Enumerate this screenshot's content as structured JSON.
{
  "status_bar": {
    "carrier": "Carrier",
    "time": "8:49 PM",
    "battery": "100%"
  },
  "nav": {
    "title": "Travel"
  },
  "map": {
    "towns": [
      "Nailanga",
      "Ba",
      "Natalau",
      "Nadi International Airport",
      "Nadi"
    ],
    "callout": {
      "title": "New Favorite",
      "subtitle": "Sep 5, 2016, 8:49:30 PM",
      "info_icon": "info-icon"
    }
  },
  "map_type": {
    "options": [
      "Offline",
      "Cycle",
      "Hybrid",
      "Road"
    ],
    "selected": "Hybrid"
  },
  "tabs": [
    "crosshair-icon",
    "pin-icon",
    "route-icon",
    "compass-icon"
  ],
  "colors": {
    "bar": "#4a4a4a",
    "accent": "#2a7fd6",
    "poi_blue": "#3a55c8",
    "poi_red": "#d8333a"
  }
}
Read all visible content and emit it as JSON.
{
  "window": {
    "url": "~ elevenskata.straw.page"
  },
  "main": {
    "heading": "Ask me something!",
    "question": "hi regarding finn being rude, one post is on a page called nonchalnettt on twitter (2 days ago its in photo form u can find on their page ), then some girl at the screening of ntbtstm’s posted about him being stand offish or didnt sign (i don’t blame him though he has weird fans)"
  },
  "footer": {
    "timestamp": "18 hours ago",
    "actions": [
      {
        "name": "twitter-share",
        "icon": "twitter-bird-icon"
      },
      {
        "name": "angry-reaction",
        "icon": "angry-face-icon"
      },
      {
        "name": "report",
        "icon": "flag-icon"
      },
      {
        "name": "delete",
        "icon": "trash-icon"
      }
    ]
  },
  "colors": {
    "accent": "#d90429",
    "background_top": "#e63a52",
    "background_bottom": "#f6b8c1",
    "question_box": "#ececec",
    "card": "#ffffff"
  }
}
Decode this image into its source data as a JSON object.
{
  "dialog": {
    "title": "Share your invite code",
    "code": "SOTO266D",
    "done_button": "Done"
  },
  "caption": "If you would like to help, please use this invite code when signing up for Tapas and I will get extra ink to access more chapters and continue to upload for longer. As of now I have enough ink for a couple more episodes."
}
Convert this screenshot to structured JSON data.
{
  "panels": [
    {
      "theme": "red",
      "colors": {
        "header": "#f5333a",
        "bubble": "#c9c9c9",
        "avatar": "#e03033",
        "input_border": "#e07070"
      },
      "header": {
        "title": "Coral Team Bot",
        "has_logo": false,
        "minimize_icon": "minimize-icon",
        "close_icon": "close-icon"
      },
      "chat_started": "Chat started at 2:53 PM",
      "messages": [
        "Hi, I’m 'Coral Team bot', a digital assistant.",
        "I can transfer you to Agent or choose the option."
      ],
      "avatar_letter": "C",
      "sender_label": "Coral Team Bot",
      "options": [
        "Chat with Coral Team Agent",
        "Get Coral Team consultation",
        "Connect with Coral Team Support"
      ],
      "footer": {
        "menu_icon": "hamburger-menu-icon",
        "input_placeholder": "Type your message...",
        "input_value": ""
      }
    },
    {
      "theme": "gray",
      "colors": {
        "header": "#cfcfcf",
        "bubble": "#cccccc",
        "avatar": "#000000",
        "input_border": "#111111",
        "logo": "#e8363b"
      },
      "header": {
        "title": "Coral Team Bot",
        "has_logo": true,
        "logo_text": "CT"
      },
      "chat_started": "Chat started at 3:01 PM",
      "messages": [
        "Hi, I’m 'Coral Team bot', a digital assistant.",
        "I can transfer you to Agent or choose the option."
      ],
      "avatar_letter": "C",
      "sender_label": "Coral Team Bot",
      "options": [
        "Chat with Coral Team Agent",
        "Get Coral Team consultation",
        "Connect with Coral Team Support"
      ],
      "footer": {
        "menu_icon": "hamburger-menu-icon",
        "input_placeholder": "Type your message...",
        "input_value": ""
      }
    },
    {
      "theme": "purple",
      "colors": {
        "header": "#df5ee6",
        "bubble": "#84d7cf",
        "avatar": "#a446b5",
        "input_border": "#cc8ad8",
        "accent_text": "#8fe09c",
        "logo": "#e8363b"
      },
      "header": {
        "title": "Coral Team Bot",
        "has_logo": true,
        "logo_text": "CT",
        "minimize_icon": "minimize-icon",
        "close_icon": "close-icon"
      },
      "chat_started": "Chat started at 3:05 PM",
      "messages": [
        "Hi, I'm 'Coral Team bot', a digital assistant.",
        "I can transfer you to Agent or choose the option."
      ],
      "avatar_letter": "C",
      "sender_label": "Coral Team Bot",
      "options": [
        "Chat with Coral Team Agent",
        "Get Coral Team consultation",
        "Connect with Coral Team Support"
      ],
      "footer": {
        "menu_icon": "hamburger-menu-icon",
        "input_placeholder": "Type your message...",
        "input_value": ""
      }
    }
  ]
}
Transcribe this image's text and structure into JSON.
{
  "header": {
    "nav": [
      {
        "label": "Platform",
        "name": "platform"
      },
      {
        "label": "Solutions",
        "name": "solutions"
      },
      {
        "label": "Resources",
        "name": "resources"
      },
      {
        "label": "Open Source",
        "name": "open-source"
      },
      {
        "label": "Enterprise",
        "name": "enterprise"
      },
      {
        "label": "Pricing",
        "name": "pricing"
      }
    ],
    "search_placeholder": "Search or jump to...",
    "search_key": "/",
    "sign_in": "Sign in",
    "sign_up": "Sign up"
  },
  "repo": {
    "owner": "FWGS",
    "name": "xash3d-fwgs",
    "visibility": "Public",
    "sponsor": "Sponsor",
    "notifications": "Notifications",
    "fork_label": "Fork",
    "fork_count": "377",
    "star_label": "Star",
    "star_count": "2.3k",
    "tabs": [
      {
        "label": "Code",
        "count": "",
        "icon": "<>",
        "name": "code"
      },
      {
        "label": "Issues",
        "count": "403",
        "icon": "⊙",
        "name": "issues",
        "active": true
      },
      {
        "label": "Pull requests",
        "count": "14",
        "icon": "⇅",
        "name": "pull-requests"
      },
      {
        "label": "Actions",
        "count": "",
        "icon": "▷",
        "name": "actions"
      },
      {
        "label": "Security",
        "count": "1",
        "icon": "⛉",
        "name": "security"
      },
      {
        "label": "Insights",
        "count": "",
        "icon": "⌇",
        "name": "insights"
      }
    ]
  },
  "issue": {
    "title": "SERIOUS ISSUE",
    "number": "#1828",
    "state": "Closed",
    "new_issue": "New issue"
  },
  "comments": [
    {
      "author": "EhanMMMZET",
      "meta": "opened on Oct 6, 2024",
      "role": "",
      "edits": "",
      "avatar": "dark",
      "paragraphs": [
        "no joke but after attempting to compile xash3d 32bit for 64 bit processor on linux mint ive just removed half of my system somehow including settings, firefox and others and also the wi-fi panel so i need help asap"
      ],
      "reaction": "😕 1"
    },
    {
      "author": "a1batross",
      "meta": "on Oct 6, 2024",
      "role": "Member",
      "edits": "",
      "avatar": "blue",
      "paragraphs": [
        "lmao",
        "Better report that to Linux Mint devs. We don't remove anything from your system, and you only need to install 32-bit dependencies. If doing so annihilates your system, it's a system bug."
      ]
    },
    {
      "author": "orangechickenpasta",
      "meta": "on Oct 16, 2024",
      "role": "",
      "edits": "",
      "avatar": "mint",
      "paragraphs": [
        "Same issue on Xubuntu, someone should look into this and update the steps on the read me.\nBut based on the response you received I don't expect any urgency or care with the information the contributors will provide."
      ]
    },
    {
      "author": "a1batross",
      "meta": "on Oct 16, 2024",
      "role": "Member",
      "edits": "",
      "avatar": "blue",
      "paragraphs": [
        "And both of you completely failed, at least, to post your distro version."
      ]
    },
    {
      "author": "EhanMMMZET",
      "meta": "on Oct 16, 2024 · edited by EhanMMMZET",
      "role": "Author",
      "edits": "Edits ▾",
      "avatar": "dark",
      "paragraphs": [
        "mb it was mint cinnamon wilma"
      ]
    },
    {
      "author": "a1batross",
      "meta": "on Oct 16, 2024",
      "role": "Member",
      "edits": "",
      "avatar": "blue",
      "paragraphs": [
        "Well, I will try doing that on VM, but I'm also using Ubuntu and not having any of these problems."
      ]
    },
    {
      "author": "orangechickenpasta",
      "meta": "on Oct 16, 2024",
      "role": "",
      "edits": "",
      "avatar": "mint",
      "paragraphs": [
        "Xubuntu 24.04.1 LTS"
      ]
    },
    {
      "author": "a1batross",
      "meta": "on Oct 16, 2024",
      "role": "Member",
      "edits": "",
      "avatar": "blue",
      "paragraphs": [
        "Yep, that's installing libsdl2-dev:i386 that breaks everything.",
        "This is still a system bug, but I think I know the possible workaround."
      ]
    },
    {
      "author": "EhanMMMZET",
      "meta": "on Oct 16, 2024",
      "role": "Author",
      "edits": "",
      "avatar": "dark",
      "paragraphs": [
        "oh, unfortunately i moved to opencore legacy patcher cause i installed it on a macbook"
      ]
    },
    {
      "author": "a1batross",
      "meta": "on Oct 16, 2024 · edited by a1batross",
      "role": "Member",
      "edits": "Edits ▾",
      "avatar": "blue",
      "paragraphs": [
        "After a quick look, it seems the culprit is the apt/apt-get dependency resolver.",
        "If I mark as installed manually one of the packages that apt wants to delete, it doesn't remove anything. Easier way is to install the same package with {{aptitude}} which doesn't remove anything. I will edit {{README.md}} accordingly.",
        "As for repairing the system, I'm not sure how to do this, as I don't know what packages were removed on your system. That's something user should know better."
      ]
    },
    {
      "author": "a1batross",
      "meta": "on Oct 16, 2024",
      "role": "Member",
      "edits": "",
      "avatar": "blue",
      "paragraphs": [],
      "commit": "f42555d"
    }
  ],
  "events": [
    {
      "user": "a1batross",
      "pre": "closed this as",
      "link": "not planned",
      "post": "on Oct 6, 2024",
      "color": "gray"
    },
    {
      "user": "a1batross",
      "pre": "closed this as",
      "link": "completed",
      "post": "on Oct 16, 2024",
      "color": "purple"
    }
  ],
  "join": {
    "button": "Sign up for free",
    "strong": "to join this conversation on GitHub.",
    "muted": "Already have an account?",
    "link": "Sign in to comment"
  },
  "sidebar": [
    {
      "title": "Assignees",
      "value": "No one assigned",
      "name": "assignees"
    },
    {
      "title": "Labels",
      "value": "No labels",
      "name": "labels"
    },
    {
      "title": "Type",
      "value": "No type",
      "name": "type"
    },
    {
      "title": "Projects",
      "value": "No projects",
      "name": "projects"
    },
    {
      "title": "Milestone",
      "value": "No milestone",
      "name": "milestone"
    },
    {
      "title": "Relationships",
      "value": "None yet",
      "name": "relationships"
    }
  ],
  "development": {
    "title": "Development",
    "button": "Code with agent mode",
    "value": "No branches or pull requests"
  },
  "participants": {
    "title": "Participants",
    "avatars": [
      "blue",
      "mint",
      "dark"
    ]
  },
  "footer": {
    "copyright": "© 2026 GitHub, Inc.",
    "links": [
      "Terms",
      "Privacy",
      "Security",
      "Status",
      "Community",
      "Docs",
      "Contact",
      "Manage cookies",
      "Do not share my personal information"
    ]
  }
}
● ● ● ●
Going through the lines above one by one, tally those with the word "need" and give only the total.

* Exercise result
2